Task |
Retype all of the listing exactly, passing over any picture you find.

(Collected data entries)
● ● ●
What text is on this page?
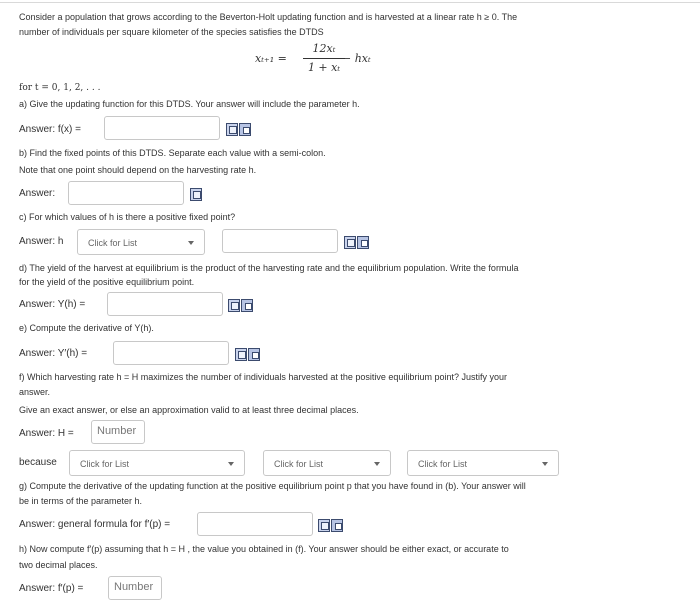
Consider a population that grows according to the Beverton-Holt updating function and is harvested at a linear rate h ≥ 0. The
number of individuals per square kilometer of the species satisfies the DTDS
xₜ₊₁ =
12xₜ
1 + xₜ
− hxₜ
for t = 0, 1, 2, . . .
a) Give the updating function for this DTDS. Your answer will include the parameter h.
Answer: f(x) =
b) Find the fixed points of this DTDS. Separate each value with a semi-colon.
Note that one point should depend on the harvesting rate h.
Answer:
c) For which values of h is there a positive fixed point?
Answer: h	Click for List
d) The yield of the harvest at equilibrium is the product of the harvesting rate and the equilibrium population. Write the formula
for the yield of the positive equilibrium point.
Answer: Y(h) =
e) Compute the derivative of Y(h).
Answer: Y′(h) =
f) Which harvesting rate h = H maximizes the number of individuals harvested at the positive equilibrium point? Justify your
answer.
Give an exact answer, or else an approximation valid to at least three decimal places.
Answer: H =	Number
because	Click for List	Click for List	Click for List
g) Compute the derivative of the updating function at the positive equilibrium point p that you have found in (b). Your answer will
be in terms of the parameter h.
Answer: general formula for f′(p) =
h) Now compute f′(p) assuming that h = H , the value you obtained in (f). Your answer should be either exact, or accurate to
two decimal places.
Answer: f′(p) =	Number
● ● ●
Expected answer |
What text is on this page?
Consider a population that grows according to the Beverton-Holt updating function and is harvested at a linear rate h ≥ 0. The
number of individuals per square kilometer of the species satisfies the DTDS
xₜ₊₁ =
12xₜ
1 + xₜ
− hxₜ
for t = 0, 1, 2, . . .
a) Give the updating function for this DTDS. Your answer will include the parameter h.
Answer: f(x) =
b) Find the fixed points of this DTDS. Separate each value with a semi-colon.
Note that one point should depend on the harvesting rate h.
Answer:
c) For which values of h is there a positive fixed point?
Answer: h	Click for List
d) The yield of the harvest at equilibrium is the product of the harvesting rate and the equilibrium population. Write the formula
for the yield of the positive equilibrium point.
Answer: Y(h) =
e) Compute the derivative of Y(h).
Answer: Y′(h) =
f) Which harvesting rate h = H maximizes the number of individuals harvested at the positive equilibrium point? Justify your
answer.
Give an exact answer, or else an approximation valid to at least three decimal places.
Answer: H =	Number
because	Click for List	Click for List	Click for List
g) Compute the derivative of the updating function at the positive equilibrium point p that you have found in (b). Your answer will
be in terms of the parameter h.
Answer: general formula for f′(p) =
h) Now compute f′(p) assuming that h = H , the value you obtained in (f). Your answer should be either exact, or accurate to
two decimal places.
Answer: f′(p) =	Number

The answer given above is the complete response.